* start RAW RECORDS *

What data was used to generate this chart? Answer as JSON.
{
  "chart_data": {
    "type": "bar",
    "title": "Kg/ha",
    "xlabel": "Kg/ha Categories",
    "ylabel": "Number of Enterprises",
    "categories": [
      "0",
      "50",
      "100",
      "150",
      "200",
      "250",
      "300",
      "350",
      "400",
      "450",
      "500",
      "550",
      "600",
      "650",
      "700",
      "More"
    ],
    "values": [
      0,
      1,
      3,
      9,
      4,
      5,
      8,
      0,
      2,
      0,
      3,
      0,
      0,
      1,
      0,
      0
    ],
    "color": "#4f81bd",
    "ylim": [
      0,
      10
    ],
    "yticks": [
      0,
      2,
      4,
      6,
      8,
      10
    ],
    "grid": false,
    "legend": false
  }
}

* end RAW RECORDS *

_WHAT YOU WILL DO_.
Each record above should be returned exactly as it appears.

_RESULT OF THE TASK_.
What data was used to generate this chart? Answer as JSON.
{
  "chart_data": {
    "type": "bar",
    "title": "Kg/ha",
    "xlabel": "Kg/ha Categories",
    "ylabel": "Number of Enterprises",
    "categories": [
      "0",
      "50",
      "100",
      "150",
      "200",
      "250",
      "300",
      "350",
      "400",
      "450",
      "500",
      "550",
      "600",
      "650",
      "700",
      "More"
    ],
    "values": [
      0,
      1,
      3,
      9,
      4,
      5,
      8,
      0,
      2,
      0,
      3,
      0,
      0,
      1,
      0,
      0
    ],
    "color": "#4f81bd",
    "ylim": [
      0,
      10
    ],
    "yticks": [
      0,
      2,
      4,
      6,
      8,
      10
    ],
    "grid": false,
    "legend": false
  }
}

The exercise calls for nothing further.